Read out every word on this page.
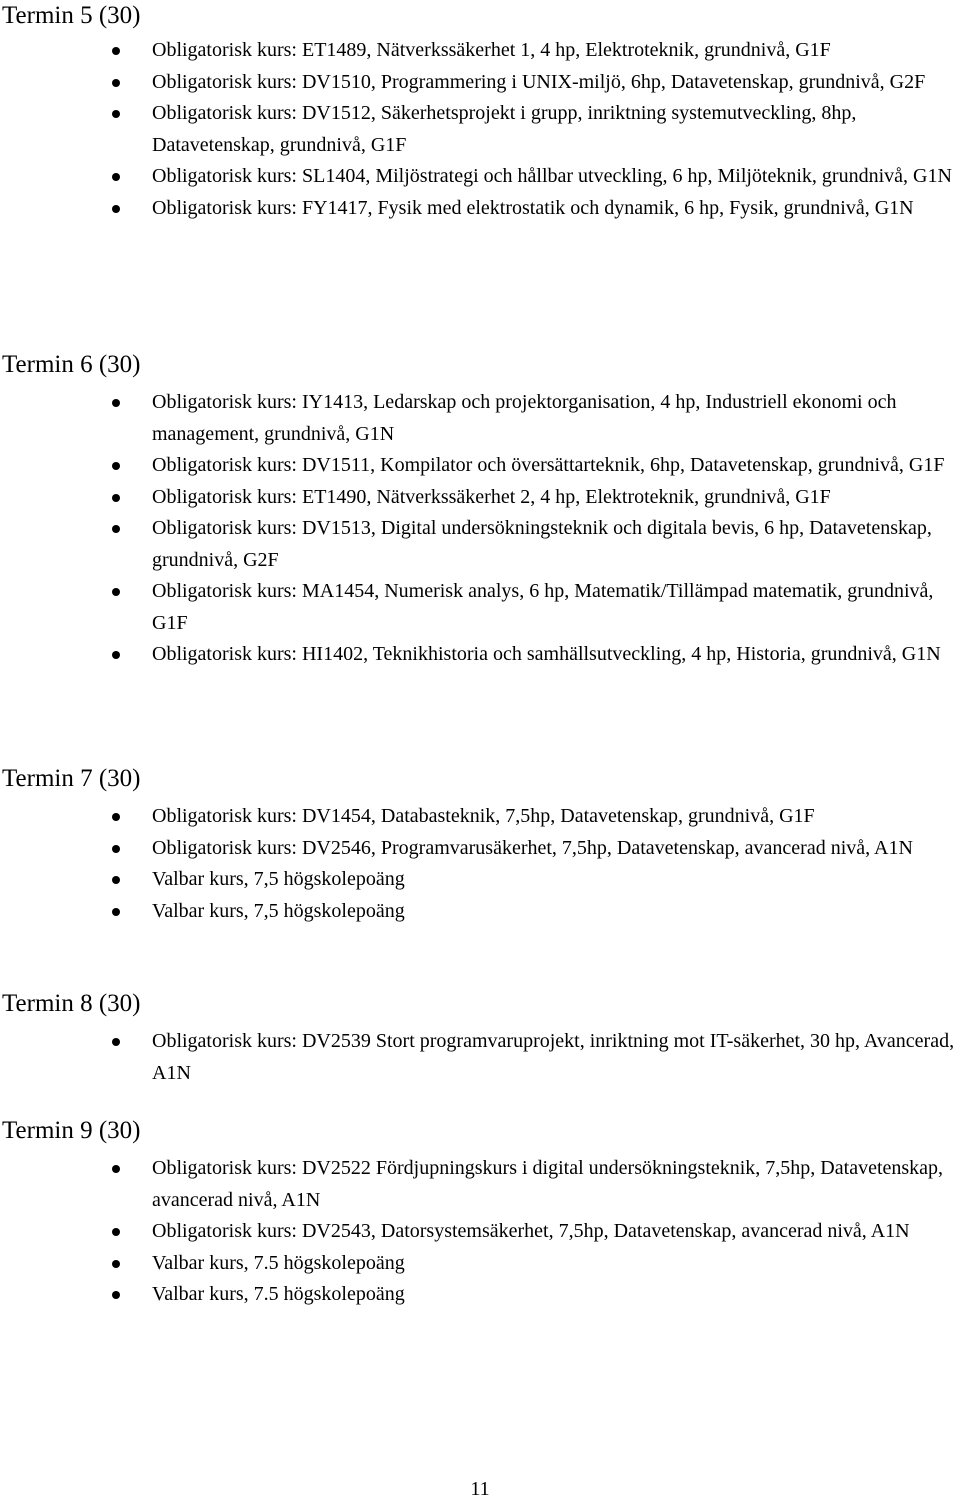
Termin 5 (30)
Obligatorisk kurs: ET1489, Nätverkssäkerhet 1, 4 hp, Elektroteknik, grundnivå, G1F
Obligatorisk kurs: DV1510, Programmering i UNIX-miljö, 6hp, Datavetenskap, grundnivå, G2F
Obligatorisk kurs: DV1512, Säkerhetsprojekt i grupp, inriktning systemutveckling, 8hp, Datavetenskap, grundnivå, G1F
Obligatorisk kurs: SL1404, Miljöstrategi och hållbar utveckling, 6 hp, Miljöteknik, grundnivå, G1N
Obligatorisk kurs: FY1417, Fysik med elektrostatik och dynamik, 6 hp, Fysik, grundnivå, G1N
Termin 6 (30)
Obligatorisk kurs: IY1413, Ledarskap och projektorganisation, 4 hp, Industriell ekonomi och management, grundnivå, G1N
Obligatorisk kurs: DV1511, Kompilator och översättarteknik, 6hp, Datavetenskap, grundnivå, G1F
Obligatorisk kurs: ET1490, Nätverkssäkerhet 2, 4 hp, Elektroteknik, grundnivå, G1F
Obligatorisk kurs: DV1513, Digital undersökningsteknik och digitala bevis, 6 hp, Datavetenskap, grundnivå, G2F
Obligatorisk kurs: MA1454, Numerisk analys, 6 hp, Matematik/Tillämpad matematik, grundnivå, G1F
Obligatorisk kurs: HI1402, Teknikhistoria och samhällsutveckling, 4 hp, Historia, grundnivå, G1N
Termin 7 (30)
Obligatorisk kurs: DV1454, Databasteknik, 7,5hp, Datavetenskap, grundnivå, G1F
Obligatorisk kurs: DV2546, Programvarusäkerhet, 7,5hp, Datavetenskap, avancerad nivå, A1N
Valbar kurs, 7,5 högskolepoäng
Valbar kurs, 7,5 högskolepoäng
Termin 8 (30)
Obligatorisk kurs: DV2539 Stort programvaruprojekt, inriktning mot IT-säkerhet, 30 hp, Avancerad, A1N
Termin 9 (30)
Obligatorisk kurs: DV2522 Fördjupningskurs i digital undersökningsteknik, 7,5hp, Datavetenskap, avancerad nivå, A1N
Obligatorisk kurs: DV2543, Datorsystemsäkerhet, 7,5hp, Datavetenskap, avancerad nivå, A1N
Valbar kurs, 7.5 högskolepoäng
Valbar kurs, 7.5 högskolepoäng
11
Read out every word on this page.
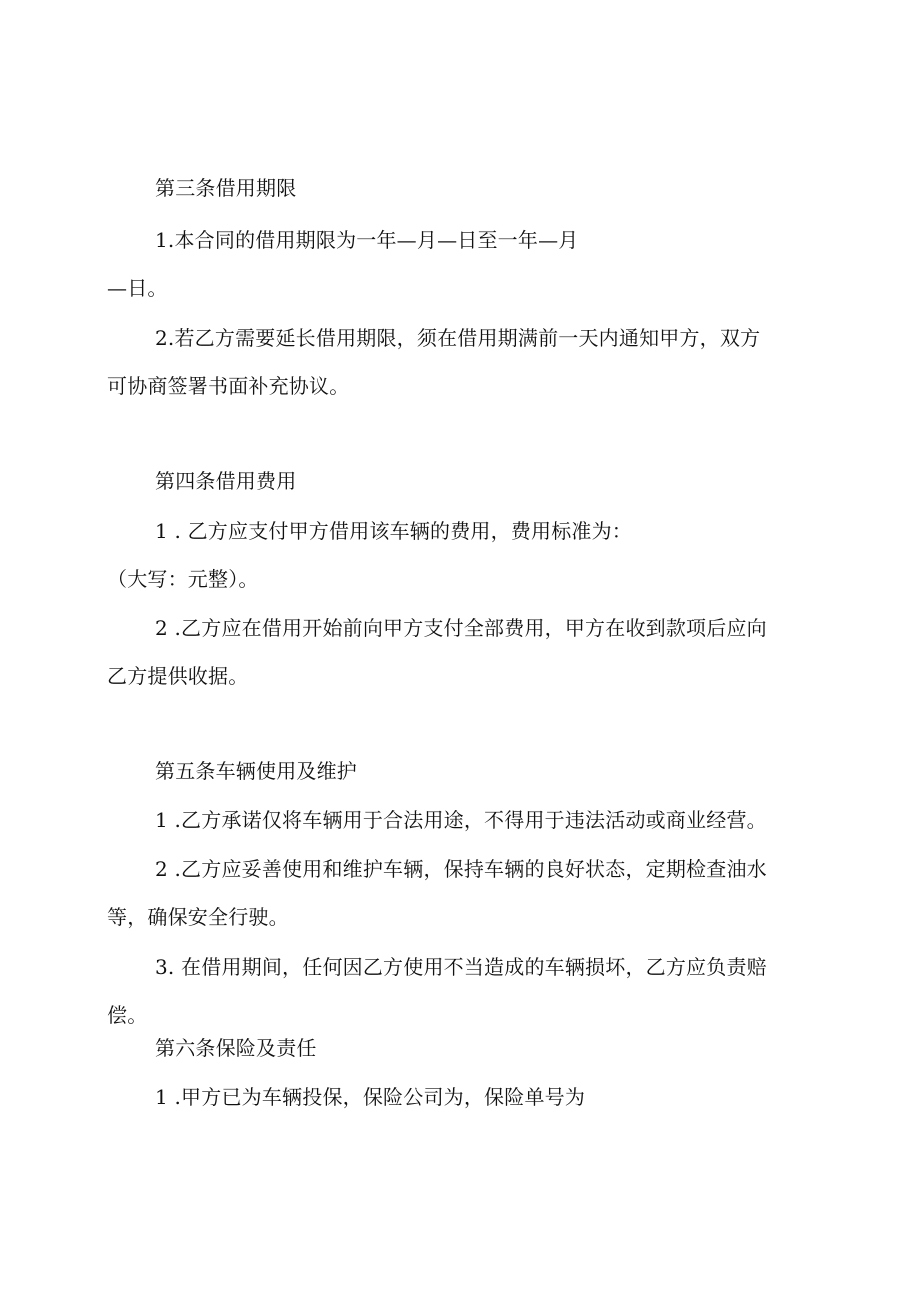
第三条借用期限
1.本合同的借用期限为一年—月—日至一年—月
—日。
2.若乙方需要延长借用期限，须在借用期满前一天内通知甲方，双方
可协商签署书面补充协议。
第四条借用费用
1 . 乙方应支付甲方借用该车辆的费用，费用标准为：
（大写：元整）。
2 .乙方应在借用开始前向甲方支付全部费用，甲方在收到款项后应向
乙方提供收据。
第五条车辆使用及维护
1 .乙方承诺仅将车辆用于合法用途，不得用于违法活动或商业经营。
2 .乙方应妥善使用和维护车辆，保持车辆的良好状态，定期检查油水
等，确保安全行驶。
3. 在借用期间，任何因乙方使用不当造成的车辆损坏，乙方应负责赔
偿。
第六条保险及责任
1 .甲方已为车辆投保，保险公司为，保险单号为
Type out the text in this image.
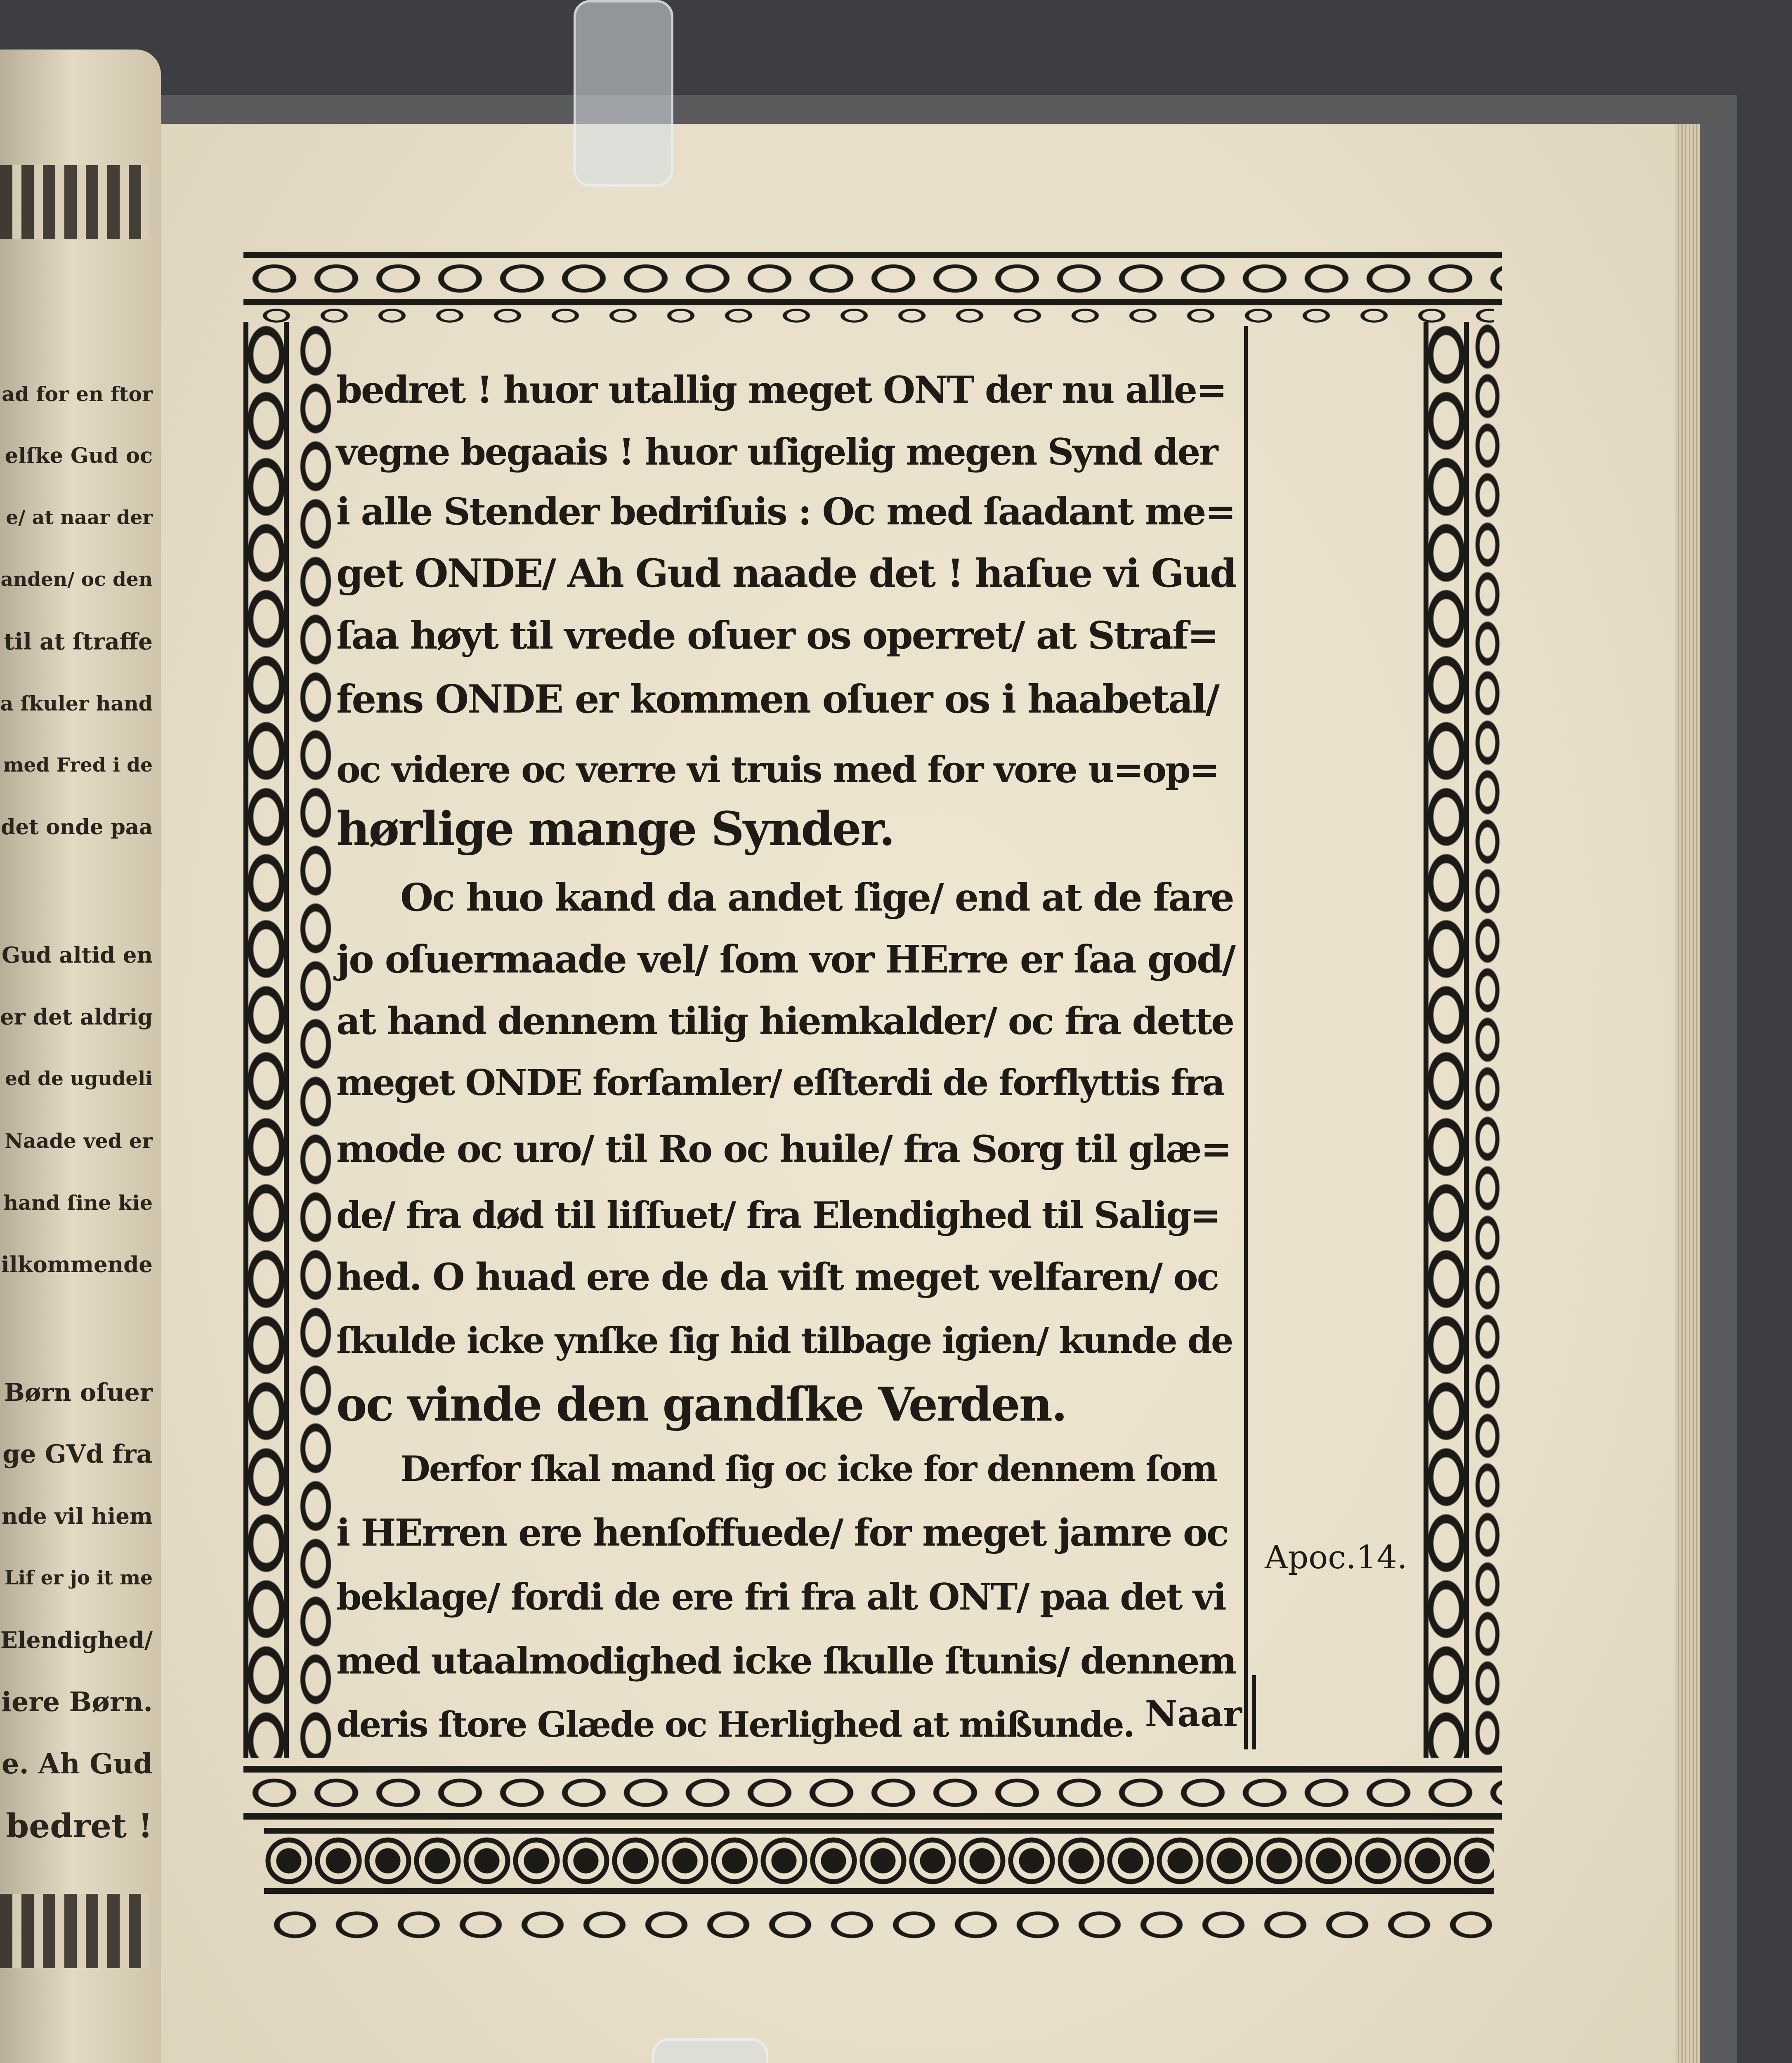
ad for en ftor
elſke Gud oc
e/ at naar der
anden/ oc den
til at ſtraffe
a ſkuler hand
med Fred i de
det onde paa
Gud altid en
er det aldrig
ed de ugudeli
Naade ved er
hand ſine kie
ilkommende
Børn oſuer
ge GVd fra
nde vil hiem
Lif er jo it me
Elendighed/
iere Børn.
e. Ah Gud
bedret !
bedret ! huor utallig meget ONT der nu alle=
vegne begaais ! huor uſigelig megen Synd der
i alle Stender bedriſuis : Oc med ſaadant me=
get ONDE/ Ah Gud naade det ! haſue vi Gud
ſaa høyt til vrede oſuer os operret/ at Straf=
fens ONDE er kommen oſuer os i haabetal/
oc videre oc verre vi truis med for vore u=op=
hørlige mange Synder.
Oc huo kand da andet ſige/ end at de fare
jo oſuermaade vel/ ſom vor HErre er ſaa god/
at hand dennem tilig hiemkalder/ oc fra dette
meget ONDE forſamler/ eſſterdi de forflyttis fra
mode oc uro/ til Ro oc huile/ fra Sorg til glæ=
de/ fra død til liſſuet/ fra Elendighed til Salig=
hed. O huad ere de da viſt meget velfaren/ oc
ſkulde icke ynſke ſig hid tilbage igien/ kunde de
oc vinde den gandſke Verden.
Derfor ſkal mand ſig oc icke for dennem ſom
i HErren ere henſoffuede/ for meget jamre oc
beklage/ fordi de ere fri fra alt ONT/ paa det vi
med utaalmodighed icke ſkulle ſtunis/ dennem
deris ſtore Glæde oc Herlighed at mißunde.
Apoc.14.
Naar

Given task:
Only the number is wanted: count the lines of the records that hold the word "undersökningsteknik".

Output of the exercise:
2